Dataset items:
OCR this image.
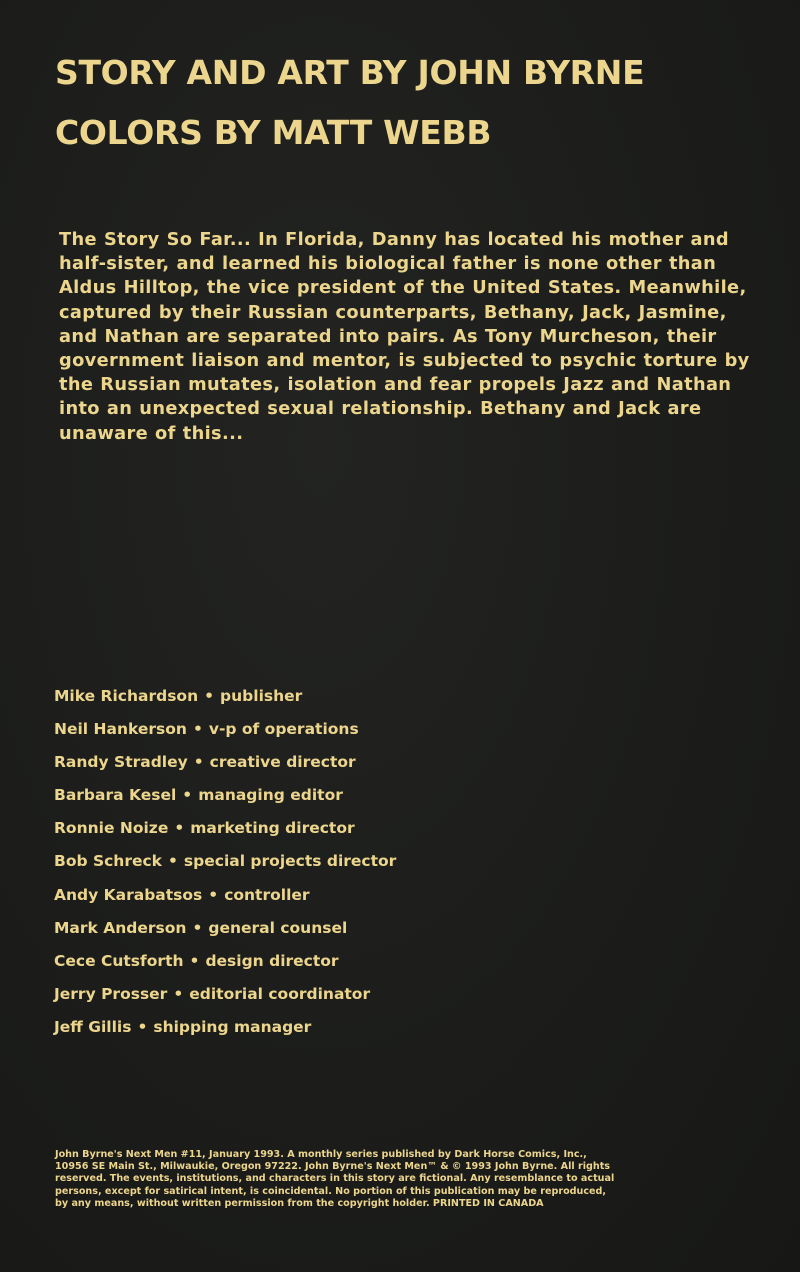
STORY AND ART BY JOHN BYRNE
COLORS BY MATT WEBB

The Story So Far... In Florida, Danny has located his mother and half-sister, and learned his biological father is none other than Aldus Hilltop, the vice president of the United States. Meanwhile, captured by their Russian counterparts, Bethany, Jack, Jasmine, and Nathan are separated into pairs. As Tony Murcheson, their government liaison and mentor, is subjected to psychic torture by the Russian mutates, isolation and fear propels Jazz and Nathan into an unexpected sexual relationship. Bethany and Jack are unaware of this...

Mike Richardson • publisher
Neil Hankerson • v-p of operations
Randy Stradley • creative director
Barbara Kesel • managing editor
Ronnie Noize • marketing director
Bob Schreck • special projects director
Andy Karabatsos • controller
Mark Anderson • general counsel
Cece Cutsforth • design director
Jerry Prosser • editorial coordinator
Jeff Gillis • shipping manager

John Byrne's Next Men #11, January 1993. A monthly series published by Dark Horse Comics, Inc., 10956 SE Main St., Milwaukie, Oregon 97222. John Byrne's Next Men™ & © 1993 John Byrne. All rights reserved. The events, institutions, and characters in this story are fictional. Any resemblance to actual persons, except for satirical intent, is coincidental. No portion of this publication may be reproduced, by any means, without written permission from the copyright holder. PRINTED IN CANADA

• **Task description**
Without the pictures, return the entries exactly as they appear.

• **Exercise answer**
OCR this image.
STORY AND ART BY JOHN BYRNE
COLORS BY MATT WEBB

The Story So Far... In Florida, Danny has located his mother and half-sister, and learned his biological father is none other than Aldus Hilltop, the vice president of the United States. Meanwhile, captured by their Russian counterparts, Bethany, Jack, Jasmine, and Nathan are separated into pairs. As Tony Murcheson, their government liaison and mentor, is subjected to psychic torture by the Russian mutates, isolation and fear propels Jazz and Nathan into an unexpected sexual relationship. Bethany and Jack are unaware of this...

Mike Richardson • publisher
Neil Hankerson • v-p of operations
Randy Stradley • creative director
Barbara Kesel • managing editor
Ronnie Noize • marketing director
Bob Schreck • special projects director
Andy Karabatsos • controller
Mark Anderson • general counsel
Cece Cutsforth • design director
Jerry Prosser • editorial coordinator
Jeff Gillis • shipping manager

John Byrne's Next Men #11, January 1993. A monthly series published by Dark Horse Comics, Inc., 10956 SE Main St., Milwaukie, Oregon 97222. John Byrne's Next Men™ & © 1993 John Byrne. All rights reserved. The events, institutions, and characters in this story are fictional. Any resemblance to actual persons, except for satirical intent, is coincidental. No portion of this publication may be reproduced, by any means, without written permission from the copyright holder. PRINTED IN CANADA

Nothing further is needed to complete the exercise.